* _Short task_:
Among the lines below, count those with "image". Give the total alone.

* _Information shown_:
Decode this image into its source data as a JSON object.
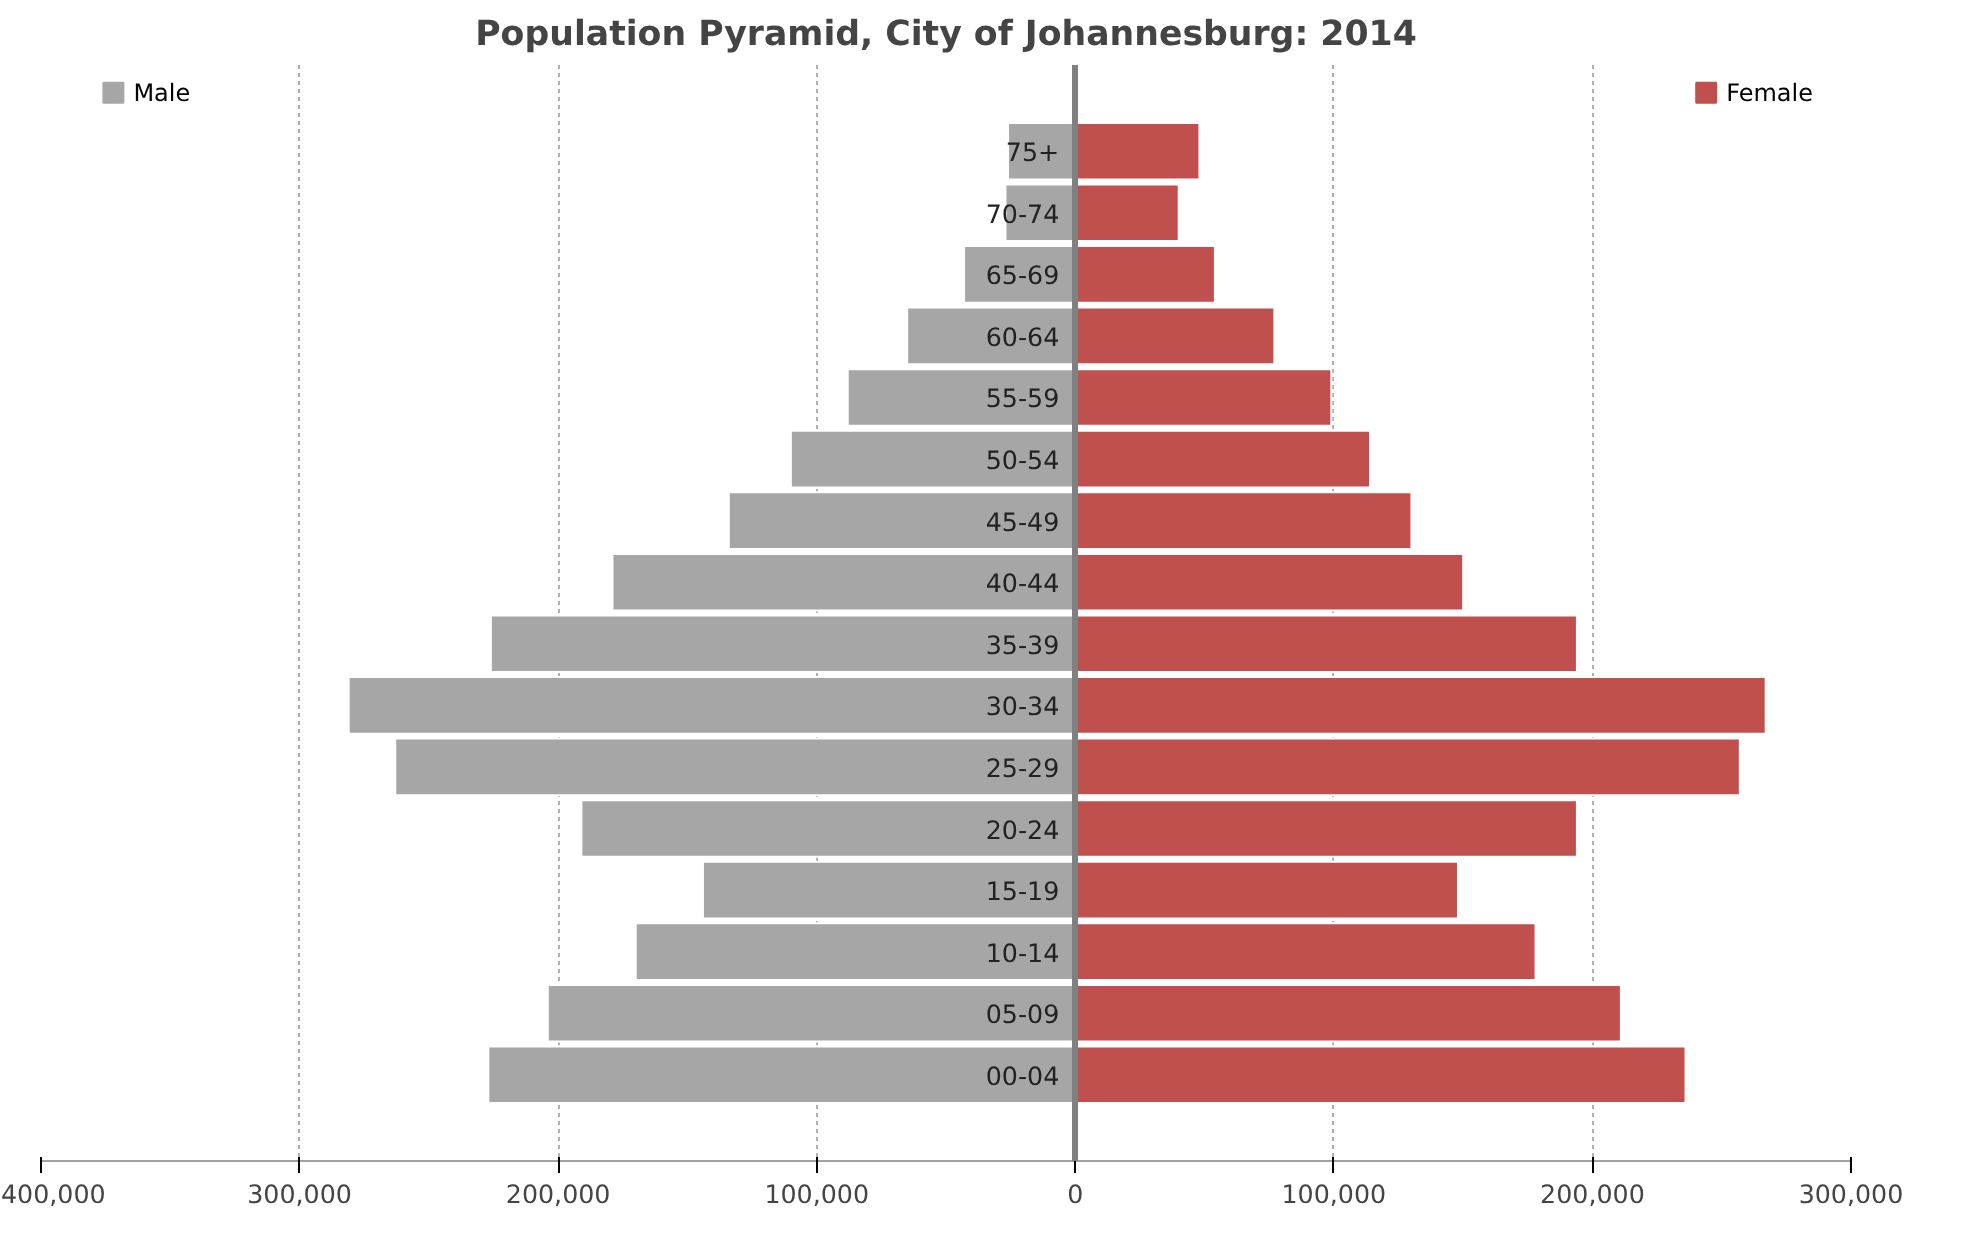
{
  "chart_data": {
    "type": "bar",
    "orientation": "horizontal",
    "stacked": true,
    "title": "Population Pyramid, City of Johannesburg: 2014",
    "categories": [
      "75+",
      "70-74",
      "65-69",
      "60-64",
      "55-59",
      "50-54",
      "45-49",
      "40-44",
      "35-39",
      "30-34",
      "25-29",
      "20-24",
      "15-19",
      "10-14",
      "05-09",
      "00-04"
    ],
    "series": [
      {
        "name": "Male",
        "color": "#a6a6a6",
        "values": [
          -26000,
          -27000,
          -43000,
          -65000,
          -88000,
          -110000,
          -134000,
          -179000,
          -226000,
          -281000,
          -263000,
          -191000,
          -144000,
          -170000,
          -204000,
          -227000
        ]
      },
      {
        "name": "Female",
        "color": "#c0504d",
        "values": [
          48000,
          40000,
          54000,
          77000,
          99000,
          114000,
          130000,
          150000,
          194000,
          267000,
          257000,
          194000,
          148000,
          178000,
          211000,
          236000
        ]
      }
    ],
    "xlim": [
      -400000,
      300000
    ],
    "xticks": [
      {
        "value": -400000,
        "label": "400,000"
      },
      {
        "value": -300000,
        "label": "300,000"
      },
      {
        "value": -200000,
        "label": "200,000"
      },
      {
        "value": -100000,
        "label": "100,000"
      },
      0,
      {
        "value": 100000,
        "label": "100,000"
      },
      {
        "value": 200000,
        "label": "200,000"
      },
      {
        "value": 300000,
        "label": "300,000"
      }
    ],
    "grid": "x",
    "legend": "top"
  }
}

* * *

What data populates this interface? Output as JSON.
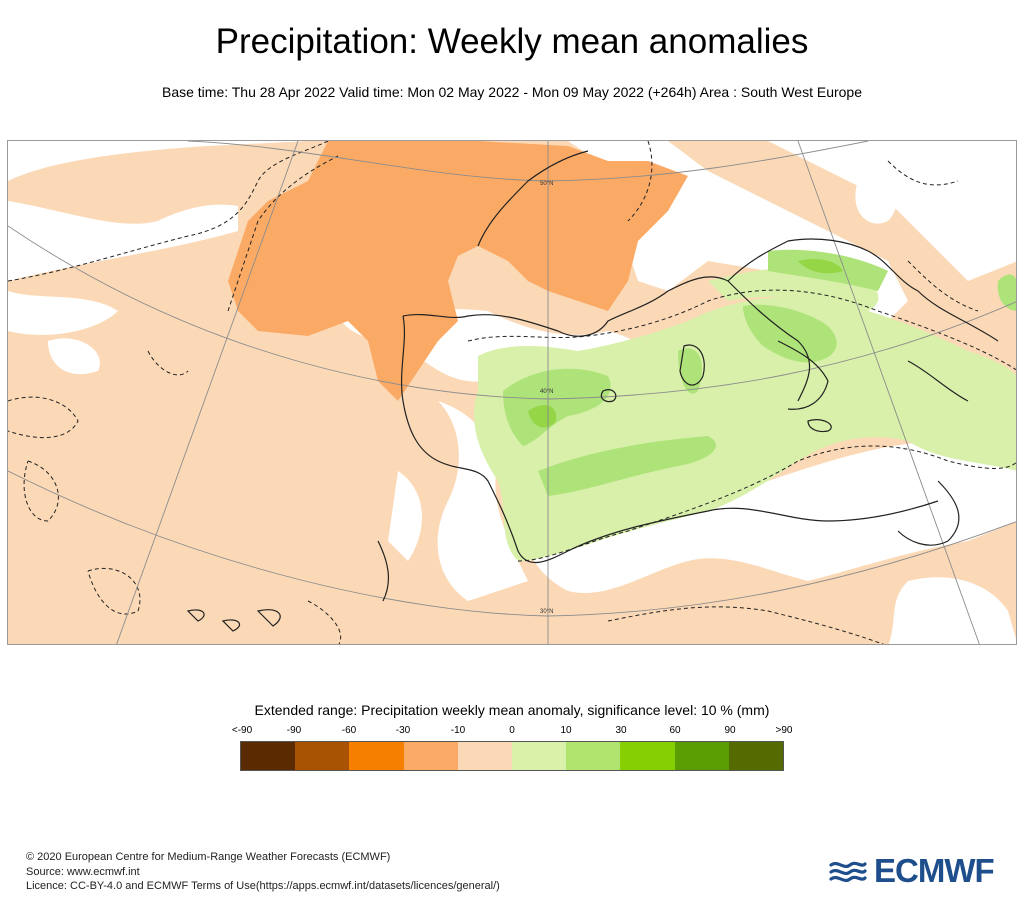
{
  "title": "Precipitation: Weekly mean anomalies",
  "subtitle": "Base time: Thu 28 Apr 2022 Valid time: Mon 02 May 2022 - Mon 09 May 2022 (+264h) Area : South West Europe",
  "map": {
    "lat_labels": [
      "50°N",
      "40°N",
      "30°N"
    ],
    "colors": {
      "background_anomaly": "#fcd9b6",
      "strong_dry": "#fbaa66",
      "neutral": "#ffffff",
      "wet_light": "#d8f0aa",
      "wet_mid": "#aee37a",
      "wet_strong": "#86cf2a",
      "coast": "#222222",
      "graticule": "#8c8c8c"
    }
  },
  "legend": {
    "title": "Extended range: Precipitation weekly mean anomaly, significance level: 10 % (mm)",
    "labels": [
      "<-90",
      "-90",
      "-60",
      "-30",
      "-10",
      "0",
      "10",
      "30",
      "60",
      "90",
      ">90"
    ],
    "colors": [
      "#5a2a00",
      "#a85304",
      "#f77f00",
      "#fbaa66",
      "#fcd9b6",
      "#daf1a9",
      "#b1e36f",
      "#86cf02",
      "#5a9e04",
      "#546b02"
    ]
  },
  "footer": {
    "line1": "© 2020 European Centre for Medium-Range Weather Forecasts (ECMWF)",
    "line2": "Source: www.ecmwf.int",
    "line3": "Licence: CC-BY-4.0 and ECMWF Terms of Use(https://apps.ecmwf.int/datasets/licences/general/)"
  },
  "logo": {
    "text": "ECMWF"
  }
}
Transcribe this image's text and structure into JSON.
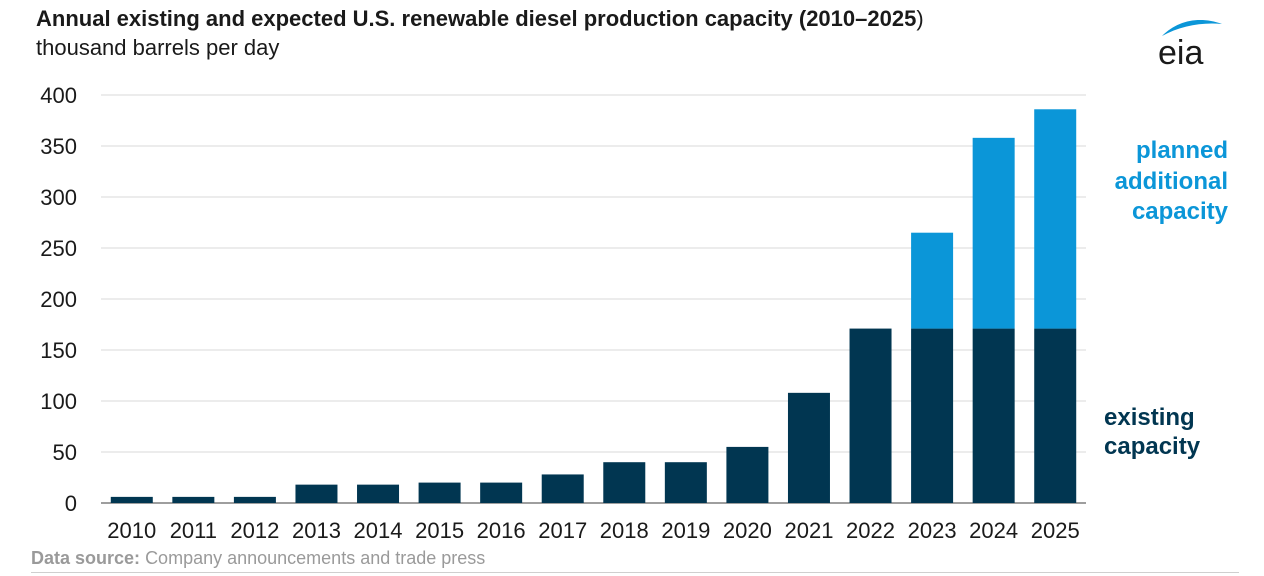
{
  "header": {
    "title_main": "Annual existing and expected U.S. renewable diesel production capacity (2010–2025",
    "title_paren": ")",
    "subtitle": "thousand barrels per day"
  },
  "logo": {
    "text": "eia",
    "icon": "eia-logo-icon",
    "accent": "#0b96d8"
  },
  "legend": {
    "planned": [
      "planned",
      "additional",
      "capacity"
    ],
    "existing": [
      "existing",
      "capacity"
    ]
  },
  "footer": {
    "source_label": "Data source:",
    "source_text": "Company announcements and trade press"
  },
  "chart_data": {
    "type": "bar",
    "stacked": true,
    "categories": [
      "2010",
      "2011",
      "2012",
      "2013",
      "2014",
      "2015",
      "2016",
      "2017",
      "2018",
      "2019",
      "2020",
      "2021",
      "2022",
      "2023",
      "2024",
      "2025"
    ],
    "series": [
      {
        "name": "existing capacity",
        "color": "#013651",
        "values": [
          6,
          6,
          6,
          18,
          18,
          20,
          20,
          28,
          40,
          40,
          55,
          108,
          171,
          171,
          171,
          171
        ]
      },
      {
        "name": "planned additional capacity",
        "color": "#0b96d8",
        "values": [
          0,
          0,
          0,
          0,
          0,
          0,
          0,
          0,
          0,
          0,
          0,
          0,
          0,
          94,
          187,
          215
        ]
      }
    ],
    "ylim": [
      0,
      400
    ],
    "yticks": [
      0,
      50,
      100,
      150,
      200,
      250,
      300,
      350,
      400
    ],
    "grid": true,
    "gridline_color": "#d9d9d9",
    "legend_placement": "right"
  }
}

* _Response below_:
2